# start of SELECTION
Robert Cocking’s Fatal Parachute Jump

Jun 28, 2024 0 comments

On October 22, 1797, a sizeable crowd gathered at Parc Monceau in Paris to witness a daring spectacle. Frenchman André-Jacques Garnerin was set to perform a parachute jump from a hot air balloon, using a new parachute design he had created. Unlike previous designs that used a fixed wooden frame, Garnerin's parachute was made of silk and folded down like an umbrella. The umbrella-like parachute was closed before Garnerin ascended skywards riding on a basket attached to the bottom of the parachute. Once he reached a height of approximately 3,000 feet, he unfurled the parachute and severed the rope that connected his parachute to the balloon.

Garnerin parachute

André-Jacques Garnerin releases the balloon and descends with the help of a parachute, 1797.

Immediately, Garnerin and his basket began to fall. The gondola swung violently during the descent, bumping on the ground and bouncing back into the air. Despite the rough landing, Garnerin emerged uninjured and triumphant, though reportedly nauseous from the oscillations. He landed about one kilometer north of the park and was quickly brought back to his starting point, where he was greeted by an enthusiastic multitude.

Among the crowd was Robert Cocking, a British watercolor artist and balloon enthusiast. Cocking was “short, round, and pleasantly untidy,” and much loved by his young students. He was obsessed with balloons, and his house was filled with his drawings of them. “He drew balloons because he loved them, and delicately stroked with the sepia over their fat sides, as a lover strokes the curls of his mistress,” wrote Charles Dickens' friend Robert Morley, who had been one of Cocking’s students as a young boy.

Parachute design was still in its nascent stage and not a lot of people had put trust on a canopy of cloth to arrest one’s fall from a high altitude. Only 16 years earlier, another Frenchman named Louis-Sébastien Lenormand had successfully demonstrated that it was possible to jump from burning buildings and land safely on the ground unhurt using an umbrella-like device to slow down one’s rate of descent. And only 15 years later, in 1912, Franz Reichelt would fall to his death while attempting to demonstrate a wearable parachute.

 Franz Reichelt

Franz Reichelt wearing his parachute suit.

In 1809-1810, Sir George Cayley, another pioneering aeronaut often honored by the title “the father of aviation,” wrote a paper On Aerial Navigation where he proposed that a cone-shaped parachute would provide increased stability. Cocking was convinced that with this improved design, he could imitate Garnerin’s success but with a more graceful descent.

Cocking spent many years developing his improved parachute based on Cayley's design. It was an inverted cone 107 feet in circumference. Suspended below the parachute was a wicker basket that would carry Cocking. The basket itself would be tethered to a balloon by a rope that could be severed at the right time to liberate the parachute from the balloon.

Cocking approached Charles Green and Edward Spencer, owners of the balloon Royal Nassau, to allow him an opportunity to test his invention. Despite the fact that Cocking was 61 years old, was not a professional scientist, and had no parachuting experience, the owners of the balloon agreed and advertised the event as the main attraction of a Grand Day Fête at Vauxhall Gardens.
# end of SELECTION
# start of EXCERPTED RECORDS
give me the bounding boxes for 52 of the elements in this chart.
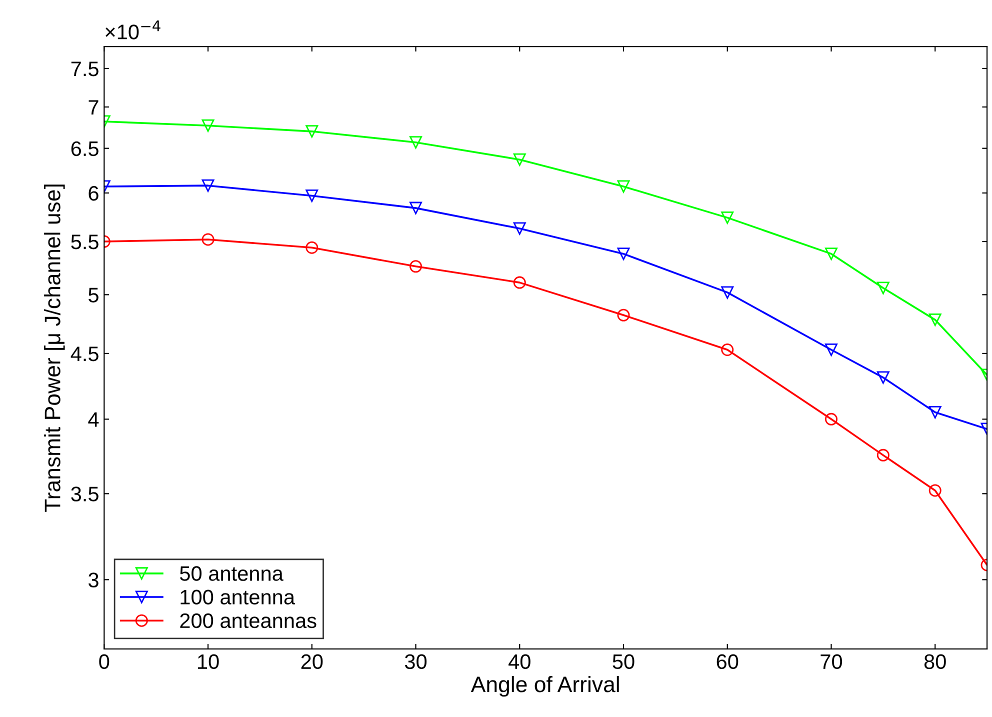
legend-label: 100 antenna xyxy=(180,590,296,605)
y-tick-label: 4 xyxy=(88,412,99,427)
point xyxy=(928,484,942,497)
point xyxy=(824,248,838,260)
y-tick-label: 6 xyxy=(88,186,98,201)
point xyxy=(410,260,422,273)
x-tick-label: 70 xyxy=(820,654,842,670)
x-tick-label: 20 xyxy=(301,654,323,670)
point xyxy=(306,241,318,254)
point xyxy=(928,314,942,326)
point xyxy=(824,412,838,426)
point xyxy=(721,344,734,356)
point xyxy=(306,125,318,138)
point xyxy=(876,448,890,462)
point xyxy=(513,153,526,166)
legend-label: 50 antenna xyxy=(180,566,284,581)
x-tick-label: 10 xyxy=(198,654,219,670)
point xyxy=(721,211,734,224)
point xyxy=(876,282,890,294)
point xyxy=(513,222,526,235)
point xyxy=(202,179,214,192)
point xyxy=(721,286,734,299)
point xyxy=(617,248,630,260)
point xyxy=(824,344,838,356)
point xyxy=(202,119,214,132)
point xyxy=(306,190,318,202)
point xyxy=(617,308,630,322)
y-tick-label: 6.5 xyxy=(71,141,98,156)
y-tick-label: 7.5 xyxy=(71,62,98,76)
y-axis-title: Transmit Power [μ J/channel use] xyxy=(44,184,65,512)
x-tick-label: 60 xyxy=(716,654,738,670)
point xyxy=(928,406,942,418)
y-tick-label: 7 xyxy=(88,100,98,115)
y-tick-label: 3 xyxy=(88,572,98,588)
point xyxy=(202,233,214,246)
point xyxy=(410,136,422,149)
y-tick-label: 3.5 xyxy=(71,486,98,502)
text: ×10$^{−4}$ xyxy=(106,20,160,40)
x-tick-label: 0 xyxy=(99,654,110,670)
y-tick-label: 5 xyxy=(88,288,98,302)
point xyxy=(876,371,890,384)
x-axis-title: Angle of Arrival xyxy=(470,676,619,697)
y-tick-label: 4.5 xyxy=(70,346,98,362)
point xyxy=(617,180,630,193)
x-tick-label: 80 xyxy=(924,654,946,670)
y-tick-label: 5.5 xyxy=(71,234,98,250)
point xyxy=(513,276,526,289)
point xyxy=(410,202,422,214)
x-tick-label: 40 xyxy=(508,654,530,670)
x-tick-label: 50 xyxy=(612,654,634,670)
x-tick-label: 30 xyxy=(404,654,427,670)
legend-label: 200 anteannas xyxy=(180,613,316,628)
# end of EXCERPTED RECORDS
# start of EXCERPTED RECORDS
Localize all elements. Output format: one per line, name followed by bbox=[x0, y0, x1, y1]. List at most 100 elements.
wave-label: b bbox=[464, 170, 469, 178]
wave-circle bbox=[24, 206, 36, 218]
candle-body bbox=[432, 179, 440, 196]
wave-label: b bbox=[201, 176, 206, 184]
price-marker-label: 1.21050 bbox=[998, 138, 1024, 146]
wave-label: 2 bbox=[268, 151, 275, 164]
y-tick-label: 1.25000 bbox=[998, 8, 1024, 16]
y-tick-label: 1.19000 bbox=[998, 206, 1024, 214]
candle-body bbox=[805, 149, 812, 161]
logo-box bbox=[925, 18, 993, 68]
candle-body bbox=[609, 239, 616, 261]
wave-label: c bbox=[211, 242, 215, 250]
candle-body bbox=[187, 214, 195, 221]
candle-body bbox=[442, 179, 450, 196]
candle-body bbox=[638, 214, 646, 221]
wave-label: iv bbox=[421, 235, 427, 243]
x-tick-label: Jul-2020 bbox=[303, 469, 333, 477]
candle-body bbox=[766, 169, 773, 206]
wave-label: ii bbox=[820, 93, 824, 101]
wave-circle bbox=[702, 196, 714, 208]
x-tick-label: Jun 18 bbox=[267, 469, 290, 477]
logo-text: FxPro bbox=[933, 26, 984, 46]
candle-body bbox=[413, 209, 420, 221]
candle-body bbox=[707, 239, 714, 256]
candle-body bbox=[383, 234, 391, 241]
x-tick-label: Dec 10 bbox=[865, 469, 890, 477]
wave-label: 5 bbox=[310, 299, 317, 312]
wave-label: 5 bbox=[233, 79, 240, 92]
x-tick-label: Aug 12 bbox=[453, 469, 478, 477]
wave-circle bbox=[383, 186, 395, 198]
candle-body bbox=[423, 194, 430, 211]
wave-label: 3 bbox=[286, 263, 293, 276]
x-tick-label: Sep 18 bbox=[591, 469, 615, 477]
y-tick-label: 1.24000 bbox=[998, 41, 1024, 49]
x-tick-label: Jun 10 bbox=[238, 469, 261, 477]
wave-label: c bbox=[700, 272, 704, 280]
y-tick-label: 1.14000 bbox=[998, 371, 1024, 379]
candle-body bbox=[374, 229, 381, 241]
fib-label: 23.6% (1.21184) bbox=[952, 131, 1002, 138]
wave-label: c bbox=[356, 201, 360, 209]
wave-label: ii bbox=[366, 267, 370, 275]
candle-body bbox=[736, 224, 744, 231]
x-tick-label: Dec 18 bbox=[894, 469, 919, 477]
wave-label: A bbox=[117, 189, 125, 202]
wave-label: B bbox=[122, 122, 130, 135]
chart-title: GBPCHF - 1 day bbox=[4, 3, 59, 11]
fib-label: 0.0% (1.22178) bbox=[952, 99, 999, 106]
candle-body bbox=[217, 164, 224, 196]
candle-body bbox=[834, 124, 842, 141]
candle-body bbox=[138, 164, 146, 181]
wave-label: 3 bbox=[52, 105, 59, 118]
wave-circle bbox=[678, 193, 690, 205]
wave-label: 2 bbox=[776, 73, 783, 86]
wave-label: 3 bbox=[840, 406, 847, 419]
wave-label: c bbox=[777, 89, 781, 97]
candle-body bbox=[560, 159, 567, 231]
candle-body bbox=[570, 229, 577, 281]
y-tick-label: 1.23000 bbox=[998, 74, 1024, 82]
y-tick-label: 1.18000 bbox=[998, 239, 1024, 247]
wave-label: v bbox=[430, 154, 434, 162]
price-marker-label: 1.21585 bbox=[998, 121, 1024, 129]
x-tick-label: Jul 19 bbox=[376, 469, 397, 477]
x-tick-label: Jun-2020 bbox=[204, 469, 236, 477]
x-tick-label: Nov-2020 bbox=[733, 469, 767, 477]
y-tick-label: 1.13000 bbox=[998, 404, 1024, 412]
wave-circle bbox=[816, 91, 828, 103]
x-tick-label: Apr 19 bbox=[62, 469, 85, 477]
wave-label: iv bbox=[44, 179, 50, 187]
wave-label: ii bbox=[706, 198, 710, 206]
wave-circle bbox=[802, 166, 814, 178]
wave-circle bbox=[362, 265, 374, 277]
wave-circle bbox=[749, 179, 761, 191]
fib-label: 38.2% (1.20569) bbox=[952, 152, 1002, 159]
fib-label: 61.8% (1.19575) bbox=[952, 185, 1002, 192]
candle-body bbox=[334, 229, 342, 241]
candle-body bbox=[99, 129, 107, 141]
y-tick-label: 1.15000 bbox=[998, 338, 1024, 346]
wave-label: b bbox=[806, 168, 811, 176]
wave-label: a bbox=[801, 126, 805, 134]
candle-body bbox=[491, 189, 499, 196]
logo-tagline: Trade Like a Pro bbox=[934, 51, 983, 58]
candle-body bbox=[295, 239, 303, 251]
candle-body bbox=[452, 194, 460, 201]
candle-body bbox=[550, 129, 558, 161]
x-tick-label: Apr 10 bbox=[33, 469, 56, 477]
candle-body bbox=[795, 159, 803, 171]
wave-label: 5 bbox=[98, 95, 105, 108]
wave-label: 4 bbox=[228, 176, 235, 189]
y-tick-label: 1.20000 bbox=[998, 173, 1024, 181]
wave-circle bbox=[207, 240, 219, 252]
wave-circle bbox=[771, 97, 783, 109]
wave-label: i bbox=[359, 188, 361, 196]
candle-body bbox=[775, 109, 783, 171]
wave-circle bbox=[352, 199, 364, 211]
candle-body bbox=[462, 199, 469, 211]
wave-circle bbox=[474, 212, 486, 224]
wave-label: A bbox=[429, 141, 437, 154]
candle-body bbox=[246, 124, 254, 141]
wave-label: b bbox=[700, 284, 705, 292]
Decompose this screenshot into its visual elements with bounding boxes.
# end of EXCERPTED RECORDS
→ INSTRUCTIONS
1. Repeat the stretch of the parachute article from "Garnerin parachute" through "an enthusiastic multitude.", switching "Garnerin" to "the aeronaut".
2. According to the parachute article, how large was the inverted cone of Cocking's parachute?
3. Summarize the parachute article in two sentences.

→ THE RESULTS
1.
the aeronaut parachute

André-Jacques the aeronaut releases the balloon and descends with the help of a parachute, 1797.

Immediately, the aeronaut and his basket began to fall. The gondola swung violently during the descent, bumping on the ground and bouncing back into the air. Despite the rough landing, the aeronaut emerged uninjured and triumphant, though reportedly nauseous from the oscillations. He landed about one kilometer north of the park and was quickly brought back to his starting point, where he was greeted by an enthusiastic multitude.

2. It was 107 feet in circumference.

3. In 1797 André-Jacques Garnerin made a parachute jump from a hot air balloon in Paris using a folding silk parachute and landed uninjured, watched by a crowd that included Robert Cocking, a British watercolor artist obsessed with balloons. Convinced by Sir George Cayley's proposal that a cone-shaped parachute would be more stable, Cocking spent many years building an inverted-cone parachute, and the owners of the balloon Royal Nassau agreed to let him test it as the main attraction of a Grand Day Fête at Vauxhall Gardens.